REQUIREMENT
Entries follow. Set all of them down as they stand.

INFORMATION SUPPLIED

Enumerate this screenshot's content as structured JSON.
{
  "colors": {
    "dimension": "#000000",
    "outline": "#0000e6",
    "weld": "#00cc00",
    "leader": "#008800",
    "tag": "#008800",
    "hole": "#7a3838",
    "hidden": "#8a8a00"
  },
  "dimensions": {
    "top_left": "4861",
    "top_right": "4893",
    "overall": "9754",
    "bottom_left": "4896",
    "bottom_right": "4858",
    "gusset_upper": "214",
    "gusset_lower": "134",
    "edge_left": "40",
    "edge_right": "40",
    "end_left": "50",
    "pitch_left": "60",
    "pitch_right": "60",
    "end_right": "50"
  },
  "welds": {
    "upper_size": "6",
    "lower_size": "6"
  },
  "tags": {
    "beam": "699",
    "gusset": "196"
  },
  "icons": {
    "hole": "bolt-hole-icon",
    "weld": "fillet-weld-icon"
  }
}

IN RESPONSE
Enumerate this screenshot's content as structured JSON.
{
  "colors": {
    "dimension": "#000000",
    "outline": "#0000e6",
    "weld": "#00cc00",
    "leader": "#008800",
    "tag": "#008800",
    "hole": "#7a3838",
    "hidden": "#8a8a00"
  },
  "dimensions": {
    "top_left": "4861",
    "top_right": "4893",
    "overall": "9754",
    "bottom_left": "4896",
    "bottom_right": "4858",
    "gusset_upper": "214",
    "gusset_lower": "134",
    "edge_left": "40",
    "edge_right": "40",
    "end_left": "50",
    "pitch_left": "60",
    "pitch_right": "60",
    "end_right": "50"
  },
  "welds": {
    "upper_size": "6",
    "lower_size": "6"
  },
  "tags": {
    "beam": "699",
    "gusset": "196"
  },
  "icons": {
    "hole": "bolt-hole-icon",
    "weld": "fillet-weld-icon"
  }
}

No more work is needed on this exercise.